_Written task a_
Show every line of the records below that contains the string "Text", copying each such line in full.

_Excerpted passage_
__________________________________________________

Buckyballs are nothing incredibly novel or hard to manufacture; they occur naturally in nature and indeed they're pretty much everywhere. Everything from the natural processes of stellar formation and aging and destruction, to the lighting of even the most primitive candle all create buckyballs. It's just that earth humans never thought to look for them until the 1990s or so. Once they started looking for them, they started to find them everywhere.
In nature, on earth, they aren't found in significant concentration, and for this we should probably be glad; in their pure form, they're effectively frictionless, more or less little molecule-sized ball-bearings that are harder than diamond.
If someone fell into a dish full of buckyballs, there they would remain until they were fished out. They wouldn't be able to stand, not any more than they could stand on a pile of marbles. Yet for all of their durability and effectively frictionless nature, buckyballs don't seem to be particularly harmful.
Well, at least not until they start to pile up in drifts, like the strange summer snowstorm that started sometime back in late 2008. Perhaps it started to fall earlier on, but 2009 is when I first noticed it.
Look up at the sky, on a clear summer day, and you'll see something which is not at all strange. You've become accustomed to it. Yet the sky wasn't always that pale blue that you now see. It was blue, that is for sure. Yet it didn't have that washed-out paleness to it.
Look around you, and notice the haze. It's not fog, and it's not dust. It's not adding to the humidity nor does it partake of it, and even after a rain, it's floating around out there. It's too small to see, individually, but in aggregate, over distance, it all adds up to a slight whitish haze.
At first, I presumed that it was nothing but fly ash, but fly ash is trapped at the generator stations, and has been for years. Indeed, it is often mixed with concrete to both hold it in place, and to strengthen the concrete.

__________________________________________________

_Written task b_
Supply the next part of the passage on buckyballs and the pale summer haze, picking up after its final sentence.

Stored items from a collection
__________________________________________________

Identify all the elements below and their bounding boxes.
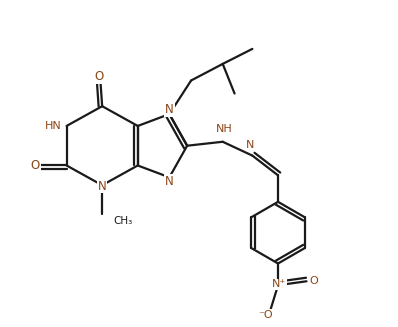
Text: N: N	[165, 103, 174, 116]
Text: CH₃: CH₃	[113, 216, 133, 226]
Text: N: N	[165, 175, 174, 188]
Text: N⁺: N⁺	[272, 280, 286, 289]
Text: O: O	[30, 159, 40, 172]
Text: HN: HN	[45, 121, 62, 131]
Text: N: N	[246, 140, 255, 149]
Text: O: O	[309, 276, 318, 286]
Text: N: N	[98, 180, 107, 193]
Text: ⁻O: ⁻O	[258, 310, 273, 320]
Text: O: O	[95, 70, 104, 83]
Text: NH: NH	[217, 124, 233, 134]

__________________________________________________

_Exercise answer a_
Text: N: N	[165, 103, 174, 116]
Text: CH₃: CH₃	[113, 216, 133, 226]
Text: N: N	[165, 175, 174, 188]
Text: N⁺: N⁺	[272, 280, 286, 289]
Text: O: O	[30, 159, 40, 172]
Text: HN: HN	[45, 121, 62, 131]
Text: N: N	[246, 140, 255, 149]
Text: O: O	[309, 276, 318, 286]
Text: N: N	[98, 180, 107, 193]
Text: ⁻O: ⁻O	[258, 310, 273, 320]
Text: O: O	[95, 70, 104, 83]
Text: NH: NH	[217, 124, 233, 134]

_Exercise answer b_
Yet for the concrete to actually become more durable, the proportions of admixture must be correct. Adding too little simply fails to strengthen the concrete. Adding too much has the same effect on the strength of the concrete as would adding too much sand. The main difference is that sand is easily discerned when too much has been added to the mix; with fly-ash, it's indistinguishable from the other whitish portions of the cement mix.
Note that in the same way that buckyballs are created by any flame burning carbon, coal-fired electrical power generation facilities will generate buckyballs. One may reasonably presume that they collect in the fly-ash traps, to the degree that they are collected at all. As they are in units of single molecules containing 60 or so carbon atoms, they're kind of hard to filter.
They might go right past the fly-ash filters and directly into the environment, where they would tend to migrate to the lowest point reachable without going uphill.
They might also tend to be blown about on every last breeze, too.
Then again, like an awful lot of people hereabouts, I might just be batshit crazy. Or maybe my eyes are going bad. But what exactly, then, is this nearly frictionless dust collecting on almost every flat surface that isn't swept by the breezes, or vacuum cleaners?
It's difficult to test for the presence of fullerenes, especially in the case of buckyballs. Once created, they're a little bit less chemically reactive than a diamond. There is the so-called Bingel Reaction, but that's not exactly a commonplace reaction nor one likely to occur in nature, outside of cellular mechanism scales, and none such are known (at least not to this writer) at this time.
If you have enough of them collected in one place, they're lightly soluble in some rather obscure solvents that one can't just run out and buy, as these solvents mostly tend to be used in the production of illicit recreational chemicals.
You can't filter buckyballs either, other than perhaps with a filter made of mats of carbon nanotubes, which are themselves a bit difficult to detect.
So, one might reasonably ask, how exactly does one manufacture and refine buckyballs, or nanotubes for that matter?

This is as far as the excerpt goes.